Answer with one number only: the number of lines that include the word "party".

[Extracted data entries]
------------------------------------------------

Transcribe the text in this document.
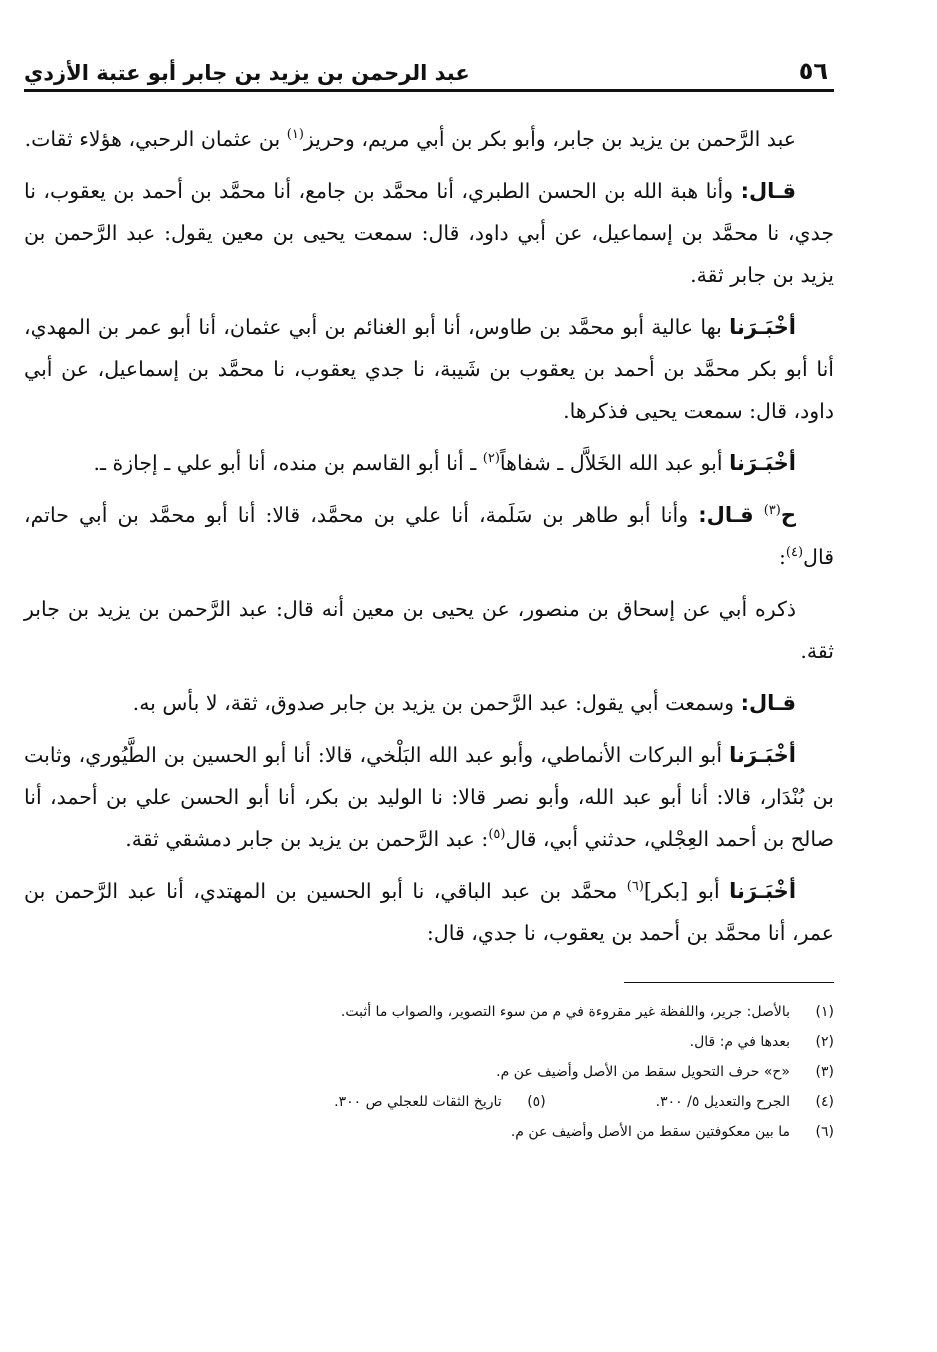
٥٦
عبد الرحمن بن يزيد بن جابر أبو عتبة الأزدي

عبد الرَّحمن بن يزيد بن جابر، وأبو بكر بن أبي مريم، وحريز$^{(١)}$ بن عثمان الرحبي، هؤلاء ثقات.

قـال: وأنا هبة الله بن الحسن الطبري، أنا محمَّد بن جامع، أنا محمَّد بن أحمد بن يعقوب، نا جدي، نا محمَّد بن إسماعيل، عن أبي داود، قال: سمعت يحيى بن معين يقول: عبد الرَّحمن بن يزيد بن جابر ثقة.

أخْبَـرَنا بها عالية أبو محمَّد بن طاوس، أنا أبو الغنائم بن أبي عثمان، أنا أبو عمر بن المهدي، أنا أبو بكر محمَّد بن أحمد بن يعقوب بن شَيبة، نا جدي يعقوب، نا محمَّد بن إسماعيل، عن أبي داود، قال: سمعت يحيى فذكرها.

أخْبَـرَنا أبو عبد الله الخَلاَّل ـ شفاهاً$^{(٢)}$ ـ أنا أبو القاسم بن منده، أنا أبو علي ـ إجازة ـ.

ح$^{(٣)}$ قـال: وأنا أبو طاهر بن سَلَمة، أنا علي بن محمَّد، قالا: أنا أبو محمَّد بن أبي حاتم، قال$^{(٤)}$:

ذكره أبي عن إسحاق بن منصور، عن يحيى بن معين أنه قال: عبد الرَّحمن بن يزيد بن جابر ثقة.

قـال: وسمعت أبي يقول: عبد الرَّحمن بن يزيد بن جابر صدوق، ثقة، لا بأس به.

أخْبَـرَنا أبو البركات الأنماطي، وأبو عبد الله البَلْخي، قالا: أنا أبو الحسين بن الطَّيُوري، وثابت بن بُنْدَار، قالا: أنا أبو عبد الله، وأبو نصر قالا: نا الوليد بن بكر، أنا أبو الحسن علي بن أحمد، أنا صالح بن أحمد العِجْلي، حدثني أبي، قال$^{(٥)}$: عبد الرَّحمن بن يزيد بن جابر دمشقي ثقة.

أخْبَـرَنا أبو [بكر]$^{(٦)}$ محمَّد بن عبد الباقي، نا أبو الحسين بن المهتدي، أنا عبد الرَّحمن بن عمر، أنا محمَّد بن أحمد بن يعقوب، نا جدي، قال:

(١)
بالأصل: جرير، واللفظة غير مقروءة في م من سوء التصوير، والصواب ما أثبت.
(٢)
بعدها في م: قال.
(٣)
«ح» حرف التحويل سقط من الأصل وأضيف عن م.
(٤)
الجرح والتعديل ٥/ ٣٠٠.
(٥)
تاريخ الثقات للعجلي ص ٣٠٠.
(٦)
ما بين معكوفتين سقط من الأصل وأضيف عن م.
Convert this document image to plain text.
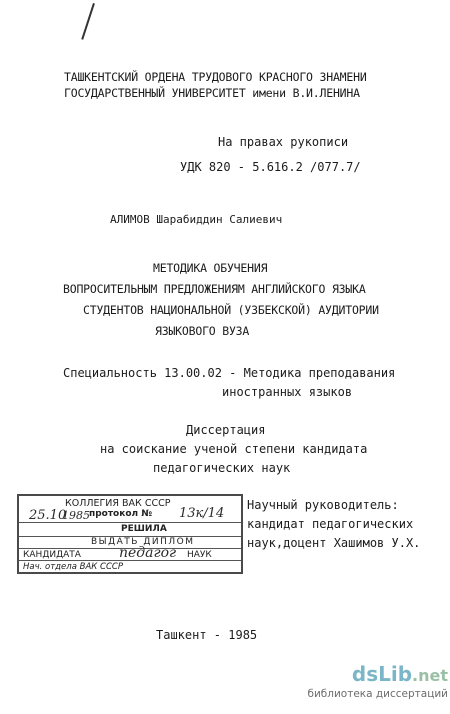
ТАШКЕНТСКИЙ ОРДЕНА ТРУДОВОГО КРАСНОГО ЗНАМЕНИ
ГОСУДАРСТВЕННЫЙ УНИВЕРСИТЕТ имени В.И.ЛЕНИНА
На правах рукописи
УДК 820 - 5.616.2 /077.7/
АЛИМОВ Шарабиддин Салиевич
МЕТОДИКА ОБУЧЕНИЯ
ВОПРОСИТЕЛЬНЫМ ПРЕДЛОЖЕНИЯМ АНГЛИЙСКОГО ЯЗЫКА
СТУДЕНТОВ НАЦИОНАЛЬНОЙ (УЗБЕКСКОЙ) АУДИТОРИИ
ЯЗЫКОВОГО ВУЗА
Специальность 13.00.02 - Методика преподавания
иностранных языков
Диссертация
на соискание ученой степени кандидата
педагогических наук
КОЛЛЕГИЯ ВАК СССР
протокол №
РЕШИЛА
ВЫДАТЬ ДИПЛОМ
КАНДИДАТА	НАУК
Нач. отдела ВАК СССР
25.10
1985	13к/14
педагог
Научный руководитель:
кандидат педагогических
наук,доцент Хашимов У.Х.
Ташкент - 1985
dsLib.net
библиотека диссертаций
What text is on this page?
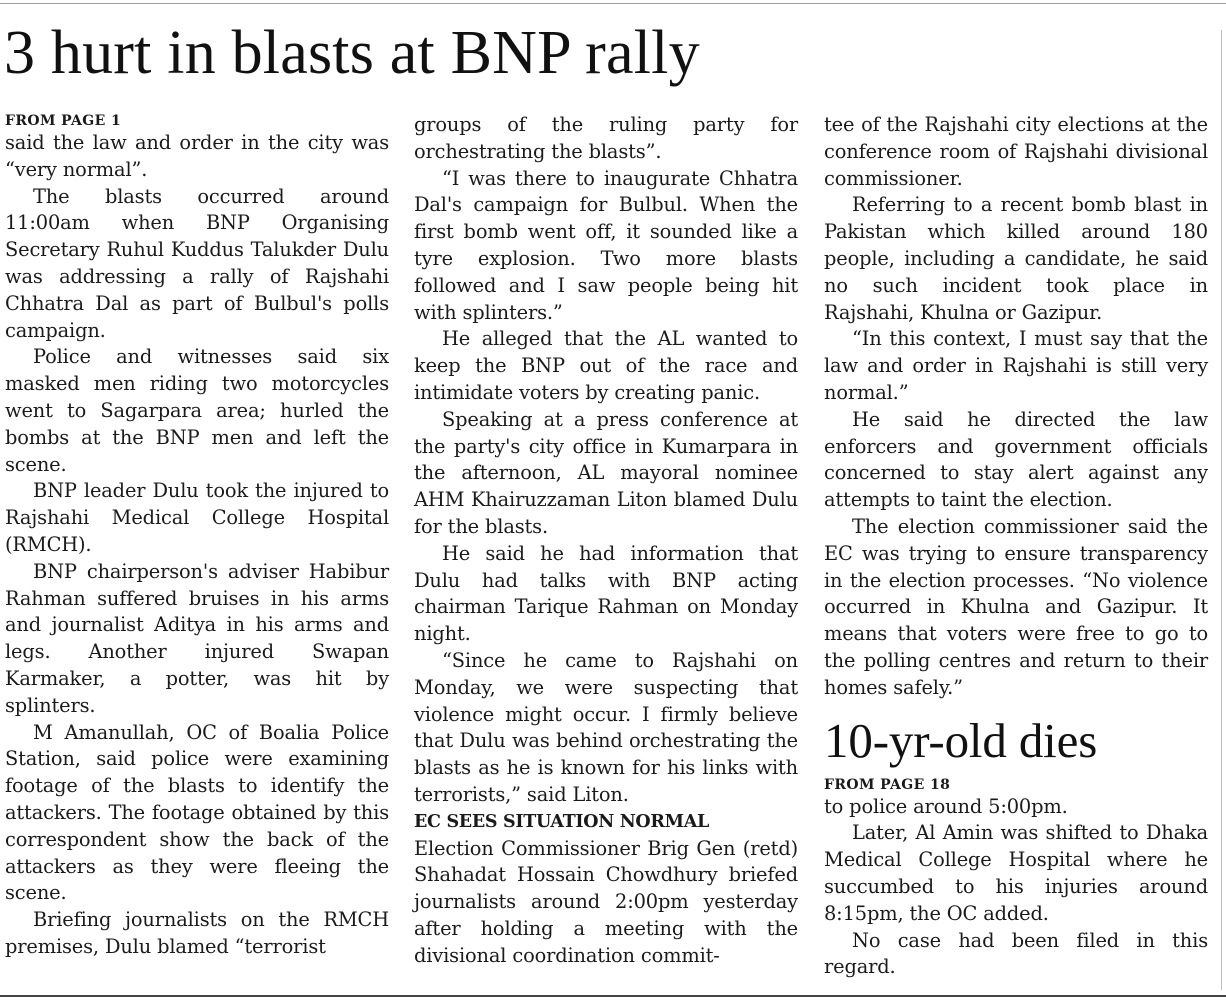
3 hurt in blasts at BNP rally
FROM PAGE 1

said the law and order in the city was “very normal”.

The blasts occurred around 11:00am when BNP Organising Secretary Ruhul Kuddus Talukder Dulu was addressing a rally of Rajshahi Chhatra Dal as part of Bulbul's polls campaign.

Police and witnesses said six masked men riding two motorcycles went to Sagarpara area; hurled the bombs at the BNP men and left the scene.

BNP leader Dulu took the injured to Rajshahi Medical College Hospital (RMCH).

BNP chairperson's adviser Habibur Rahman suffered bruises in his arms and journalist Aditya in his arms and legs. Another injured Swapan Karmaker, a potter, was hit by splinters.

M Amanullah, OC of Boalia Police Station, said police were examining footage of the blasts to identify the attackers. The footage obtained by this correspondent show the back of the attackers as they were fleeing the scene.

Briefing journalists on the RMCH premises, Dulu blamed “terrorist

groups of the ruling party for orchestrating the blasts”.

“I was there to inaugurate Chhatra Dal's campaign for Bulbul. When the first bomb went off, it sounded like a tyre explosion. Two more blasts followed and I saw people being hit with splinters.”

He alleged that the AL wanted to keep the BNP out of the race and intimidate voters by creating panic.

Speaking at a press conference at the party's city office in Kumarpara in the afternoon, AL mayoral nominee AHM Khairuzzaman Liton blamed Dulu for the blasts.

He said he had information that Dulu had talks with BNP acting chairman Tarique Rahman on Monday night.

“Since he came to Rajshahi on Monday, we were suspecting that violence might occur. I firmly believe that Dulu was behind orchestrating the blasts as he is known for his links with terrorists,” said Liton.

EC SEES SITUATION NORMAL

Election Commissioner Brig Gen (retd) Shahadat Hossain Chowdhury briefed journalists around 2:00pm yesterday after holding a meeting with the divisional coordination commit-

tee of the Rajshahi city elections at the conference room of Rajshahi divisional commissioner.

Referring to a recent bomb blast in Pakistan which killed around 180 people, including a candidate, he said no such incident took place in Rajshahi, Khulna or Gazipur.

“In this context, I must say that the law and order in Rajshahi is still very normal.”

He said he directed the law enforcers and government officials concerned to stay alert against any attempts to taint the election.

The election commissioner said the EC was trying to ensure transparency in the election processes. “No violence occurred in Khulna and Gazipur. It means that voters were free to go to the polling centres and return to their homes safely.”

10-yr-old dies
FROM PAGE 18

to police around 5:00pm.

Later, Al Amin was shifted to Dhaka Medical College Hospital where he succumbed to his injuries around 8:15pm, the OC added.

No case had been filed in this regard.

------------------------------------------------

REPLY:
2